# start of GIVEN RECORDS

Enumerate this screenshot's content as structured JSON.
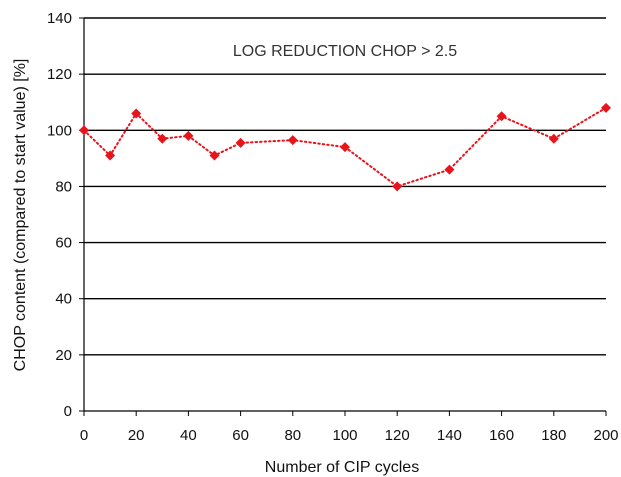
{
  "chart_data": {
    "type": "line",
    "title": "",
    "xlabel": "Number of CIP cycles",
    "ylabel": "CHOP content (compared to start value) [%]",
    "annotation": "LOG REDUCTION CHOP > 2.5",
    "xlim": [
      0,
      200
    ],
    "ylim": [
      0,
      140
    ],
    "xticks": [
      0,
      20,
      40,
      60,
      80,
      100,
      120,
      140,
      160,
      180,
      200
    ],
    "yticks": [
      0,
      20,
      40,
      60,
      80,
      100,
      120,
      140
    ],
    "grid": "horizontal",
    "series": [
      {
        "x": [
          0,
          10,
          20,
          30,
          40,
          50,
          60,
          80,
          100,
          120,
          140,
          160,
          180,
          200
        ],
        "y": [
          100,
          91,
          106,
          97,
          98,
          91,
          95.5,
          96.5,
          94,
          80,
          86,
          105,
          97,
          108
        ],
        "color": "#e8141b",
        "line_style": "dotted",
        "marker": "diamond"
      }
    ]
  }
}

# end of GIVEN RECORDS

▸ WHAT THIS TASK INVOLVES: Show, from the material above, each line that includes the string "content".

▸ WRITTEN RESPONSE:
Enumerate this screenshot's content as structured JSON.
    "ylabel": "CHOP content (compared to start value) [%]",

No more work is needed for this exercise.